| TO BE DONE |
From the listing below, return each line that includes "name".

| RECORDS TO PROCESS |

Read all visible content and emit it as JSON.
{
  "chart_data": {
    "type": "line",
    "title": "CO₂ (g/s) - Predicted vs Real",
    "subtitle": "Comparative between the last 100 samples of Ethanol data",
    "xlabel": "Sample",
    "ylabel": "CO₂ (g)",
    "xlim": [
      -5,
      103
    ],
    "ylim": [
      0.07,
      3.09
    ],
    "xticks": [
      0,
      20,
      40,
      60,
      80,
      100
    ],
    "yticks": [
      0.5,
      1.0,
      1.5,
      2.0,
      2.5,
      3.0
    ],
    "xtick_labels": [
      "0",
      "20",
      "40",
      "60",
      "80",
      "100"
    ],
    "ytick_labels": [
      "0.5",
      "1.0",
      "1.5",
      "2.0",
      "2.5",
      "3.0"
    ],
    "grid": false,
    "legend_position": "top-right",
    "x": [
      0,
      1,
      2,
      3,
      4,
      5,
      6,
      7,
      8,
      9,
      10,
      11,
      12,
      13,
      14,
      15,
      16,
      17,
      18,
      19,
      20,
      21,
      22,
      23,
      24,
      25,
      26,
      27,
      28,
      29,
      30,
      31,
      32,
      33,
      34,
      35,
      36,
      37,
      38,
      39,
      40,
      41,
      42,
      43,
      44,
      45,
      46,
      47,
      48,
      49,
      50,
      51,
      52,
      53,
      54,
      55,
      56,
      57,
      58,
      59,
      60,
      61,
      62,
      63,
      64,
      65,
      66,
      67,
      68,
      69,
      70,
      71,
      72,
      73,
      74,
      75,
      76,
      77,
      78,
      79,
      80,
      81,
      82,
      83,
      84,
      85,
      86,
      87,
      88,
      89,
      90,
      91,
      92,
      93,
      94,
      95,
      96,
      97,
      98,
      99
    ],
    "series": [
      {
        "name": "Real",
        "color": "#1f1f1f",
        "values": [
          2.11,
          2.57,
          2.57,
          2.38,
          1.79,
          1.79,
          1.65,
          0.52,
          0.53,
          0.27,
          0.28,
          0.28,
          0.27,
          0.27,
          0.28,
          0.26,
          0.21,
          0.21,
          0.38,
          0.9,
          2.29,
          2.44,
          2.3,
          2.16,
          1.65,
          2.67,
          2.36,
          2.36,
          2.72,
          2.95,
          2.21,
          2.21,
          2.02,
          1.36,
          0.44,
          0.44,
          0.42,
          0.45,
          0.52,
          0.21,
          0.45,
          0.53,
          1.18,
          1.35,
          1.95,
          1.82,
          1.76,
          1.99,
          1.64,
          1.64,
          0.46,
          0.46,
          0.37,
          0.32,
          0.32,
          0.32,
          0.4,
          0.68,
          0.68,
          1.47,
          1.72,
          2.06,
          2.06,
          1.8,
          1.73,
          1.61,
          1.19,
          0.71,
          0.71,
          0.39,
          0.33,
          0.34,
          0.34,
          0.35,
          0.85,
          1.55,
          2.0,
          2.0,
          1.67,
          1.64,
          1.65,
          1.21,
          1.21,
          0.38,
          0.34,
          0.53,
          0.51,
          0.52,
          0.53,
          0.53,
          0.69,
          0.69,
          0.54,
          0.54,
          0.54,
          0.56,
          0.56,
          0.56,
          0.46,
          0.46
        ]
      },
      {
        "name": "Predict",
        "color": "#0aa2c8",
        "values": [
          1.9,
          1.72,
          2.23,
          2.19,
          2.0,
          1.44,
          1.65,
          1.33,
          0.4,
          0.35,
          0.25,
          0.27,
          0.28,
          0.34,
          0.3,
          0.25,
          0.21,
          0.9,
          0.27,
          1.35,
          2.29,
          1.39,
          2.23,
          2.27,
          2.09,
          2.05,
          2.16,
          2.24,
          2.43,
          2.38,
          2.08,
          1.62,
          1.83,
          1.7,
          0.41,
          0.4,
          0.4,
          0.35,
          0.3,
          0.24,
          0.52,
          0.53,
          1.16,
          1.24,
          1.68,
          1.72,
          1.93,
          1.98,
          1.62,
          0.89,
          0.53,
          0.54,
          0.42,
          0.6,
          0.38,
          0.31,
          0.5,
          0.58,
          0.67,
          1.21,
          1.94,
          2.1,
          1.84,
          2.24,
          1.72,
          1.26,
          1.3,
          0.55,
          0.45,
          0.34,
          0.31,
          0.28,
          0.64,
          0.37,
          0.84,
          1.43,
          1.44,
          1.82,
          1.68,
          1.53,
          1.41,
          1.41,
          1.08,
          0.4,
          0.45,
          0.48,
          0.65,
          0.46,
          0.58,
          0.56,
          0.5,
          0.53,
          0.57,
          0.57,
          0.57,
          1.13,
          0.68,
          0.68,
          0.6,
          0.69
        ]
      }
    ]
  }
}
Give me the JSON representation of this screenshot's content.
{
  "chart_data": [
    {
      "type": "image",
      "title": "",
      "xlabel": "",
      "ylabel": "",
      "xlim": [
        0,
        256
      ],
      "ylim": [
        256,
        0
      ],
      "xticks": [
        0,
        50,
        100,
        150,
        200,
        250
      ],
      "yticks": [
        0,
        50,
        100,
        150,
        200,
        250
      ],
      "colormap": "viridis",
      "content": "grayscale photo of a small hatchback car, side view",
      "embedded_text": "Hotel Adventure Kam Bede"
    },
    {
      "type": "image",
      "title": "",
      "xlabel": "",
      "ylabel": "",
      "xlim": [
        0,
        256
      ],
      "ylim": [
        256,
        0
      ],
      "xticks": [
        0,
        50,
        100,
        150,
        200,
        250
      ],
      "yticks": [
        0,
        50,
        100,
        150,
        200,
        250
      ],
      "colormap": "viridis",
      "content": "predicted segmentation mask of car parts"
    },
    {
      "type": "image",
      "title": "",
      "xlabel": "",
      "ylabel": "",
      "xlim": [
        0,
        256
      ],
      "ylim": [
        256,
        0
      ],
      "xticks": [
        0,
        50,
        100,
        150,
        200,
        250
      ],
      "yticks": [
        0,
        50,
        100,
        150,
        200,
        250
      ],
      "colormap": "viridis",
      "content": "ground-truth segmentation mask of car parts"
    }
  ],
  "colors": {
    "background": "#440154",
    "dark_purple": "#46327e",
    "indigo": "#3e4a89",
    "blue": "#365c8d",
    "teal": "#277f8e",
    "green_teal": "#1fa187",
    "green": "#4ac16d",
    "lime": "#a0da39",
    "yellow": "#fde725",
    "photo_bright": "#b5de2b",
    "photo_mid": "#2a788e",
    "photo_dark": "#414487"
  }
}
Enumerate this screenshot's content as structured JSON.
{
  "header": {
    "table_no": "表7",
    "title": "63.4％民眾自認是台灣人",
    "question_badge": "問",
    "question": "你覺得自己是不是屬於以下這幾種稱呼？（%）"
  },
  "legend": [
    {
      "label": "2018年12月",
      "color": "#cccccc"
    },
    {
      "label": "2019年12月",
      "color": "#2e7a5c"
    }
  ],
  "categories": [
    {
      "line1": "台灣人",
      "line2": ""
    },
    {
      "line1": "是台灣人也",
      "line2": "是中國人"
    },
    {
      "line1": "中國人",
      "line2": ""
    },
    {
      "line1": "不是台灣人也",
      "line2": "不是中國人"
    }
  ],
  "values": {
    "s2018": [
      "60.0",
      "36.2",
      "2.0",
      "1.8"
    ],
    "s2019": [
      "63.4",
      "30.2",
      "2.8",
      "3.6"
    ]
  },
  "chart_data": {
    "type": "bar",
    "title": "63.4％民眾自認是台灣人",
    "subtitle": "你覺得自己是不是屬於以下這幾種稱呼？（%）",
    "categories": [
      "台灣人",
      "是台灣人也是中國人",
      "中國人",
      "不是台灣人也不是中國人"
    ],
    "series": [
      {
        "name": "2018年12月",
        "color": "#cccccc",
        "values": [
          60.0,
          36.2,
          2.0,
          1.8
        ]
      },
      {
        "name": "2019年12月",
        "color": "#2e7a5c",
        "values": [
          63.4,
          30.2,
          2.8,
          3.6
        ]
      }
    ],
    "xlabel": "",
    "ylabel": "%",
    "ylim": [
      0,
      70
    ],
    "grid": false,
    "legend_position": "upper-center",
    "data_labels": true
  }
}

| FULL RESPONSE |
        "name": "Real",
        "name": "Predict",
        "name": "2018年12月",
        "name": "2019年12月",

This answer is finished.